Extracted records
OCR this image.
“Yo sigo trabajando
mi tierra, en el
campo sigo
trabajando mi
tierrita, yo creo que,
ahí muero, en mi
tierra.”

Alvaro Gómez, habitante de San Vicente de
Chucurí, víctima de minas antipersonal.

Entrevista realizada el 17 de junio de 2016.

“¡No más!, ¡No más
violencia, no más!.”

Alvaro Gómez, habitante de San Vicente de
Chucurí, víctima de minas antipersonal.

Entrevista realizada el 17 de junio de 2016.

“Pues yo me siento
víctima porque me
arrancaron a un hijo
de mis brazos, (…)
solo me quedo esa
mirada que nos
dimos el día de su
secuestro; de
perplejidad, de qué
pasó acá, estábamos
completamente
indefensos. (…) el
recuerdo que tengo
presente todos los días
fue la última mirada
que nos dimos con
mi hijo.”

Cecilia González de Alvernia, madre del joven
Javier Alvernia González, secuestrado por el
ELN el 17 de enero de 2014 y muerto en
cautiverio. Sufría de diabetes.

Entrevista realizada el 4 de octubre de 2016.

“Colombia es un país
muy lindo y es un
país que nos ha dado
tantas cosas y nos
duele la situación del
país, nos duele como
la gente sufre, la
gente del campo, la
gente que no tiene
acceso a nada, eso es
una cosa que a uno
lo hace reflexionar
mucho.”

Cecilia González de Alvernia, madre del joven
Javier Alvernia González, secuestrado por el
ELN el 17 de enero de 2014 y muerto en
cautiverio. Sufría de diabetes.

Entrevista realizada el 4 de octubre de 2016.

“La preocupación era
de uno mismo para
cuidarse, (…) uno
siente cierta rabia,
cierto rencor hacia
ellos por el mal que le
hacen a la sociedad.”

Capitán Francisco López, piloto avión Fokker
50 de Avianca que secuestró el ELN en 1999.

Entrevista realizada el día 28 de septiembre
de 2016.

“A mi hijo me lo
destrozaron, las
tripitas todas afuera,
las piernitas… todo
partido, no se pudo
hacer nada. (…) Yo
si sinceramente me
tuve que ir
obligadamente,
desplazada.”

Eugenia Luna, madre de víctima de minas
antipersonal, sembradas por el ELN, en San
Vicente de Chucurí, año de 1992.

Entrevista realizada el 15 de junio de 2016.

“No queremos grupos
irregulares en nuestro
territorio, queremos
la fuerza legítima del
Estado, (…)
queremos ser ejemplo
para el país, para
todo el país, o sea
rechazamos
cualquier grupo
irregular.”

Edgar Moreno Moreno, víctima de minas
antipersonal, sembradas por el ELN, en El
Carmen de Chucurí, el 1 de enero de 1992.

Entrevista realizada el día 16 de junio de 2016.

TASK PROMPT: All of the data needs to be reproduced exactly, with no line missing.

TASK SOLUTION:
OCR this image.
“Yo sigo trabajando
mi tierra, en el
campo sigo
trabajando mi
tierrita, yo creo que,
ahí muero, en mi
tierra.”

Alvaro Gómez, habitante de San Vicente de
Chucurí, víctima de minas antipersonal.

Entrevista realizada el 17 de junio de 2016.

“¡No más!, ¡No más
violencia, no más!.”

Alvaro Gómez, habitante de San Vicente de
Chucurí, víctima de minas antipersonal.

Entrevista realizada el 17 de junio de 2016.

“Pues yo me siento
víctima porque me
arrancaron a un hijo
de mis brazos, (…)
solo me quedo esa
mirada que nos
dimos el día de su
secuestro; de
perplejidad, de qué
pasó acá, estábamos
completamente
indefensos. (…) el
recuerdo que tengo
presente todos los días
fue la última mirada
que nos dimos con
mi hijo.”

Cecilia González de Alvernia, madre del joven
Javier Alvernia González, secuestrado por el
ELN el 17 de enero de 2014 y muerto en
cautiverio. Sufría de diabetes.

Entrevista realizada el 4 de octubre de 2016.

“Colombia es un país
muy lindo y es un
país que nos ha dado
tantas cosas y nos
duele la situación del
país, nos duele como
la gente sufre, la
gente del campo, la
gente que no tiene
acceso a nada, eso es
una cosa que a uno
lo hace reflexionar
mucho.”

Cecilia González de Alvernia, madre del joven
Javier Alvernia González, secuestrado por el
ELN el 17 de enero de 2014 y muerto en
cautiverio. Sufría de diabetes.

Entrevista realizada el 4 de octubre de 2016.

“La preocupación era
de uno mismo para
cuidarse, (…) uno
siente cierta rabia,
cierto rencor hacia
ellos por el mal que le
hacen a la sociedad.”

Capitán Francisco López, piloto avión Fokker
50 de Avianca que secuestró el ELN en 1999.

Entrevista realizada el día 28 de septiembre
de 2016.

“A mi hijo me lo
destrozaron, las
tripitas todas afuera,
las piernitas… todo
partido, no se pudo
hacer nada. (…) Yo
si sinceramente me
tuve que ir
obligadamente,
desplazada.”

Eugenia Luna, madre de víctima de minas
antipersonal, sembradas por el ELN, en San
Vicente de Chucurí, año de 1992.

Entrevista realizada el 15 de junio de 2016.

“No queremos grupos
irregulares en nuestro
territorio, queremos
la fuerza legítima del
Estado, (…)
queremos ser ejemplo
para el país, para
todo el país, o sea
rechazamos
cualquier grupo
irregular.”

Edgar Moreno Moreno, víctima de minas
antipersonal, sembradas por el ELN, en El
Carmen de Chucurí, el 1 de enero de 1992.

Entrevista realizada el día 16 de junio de 2016.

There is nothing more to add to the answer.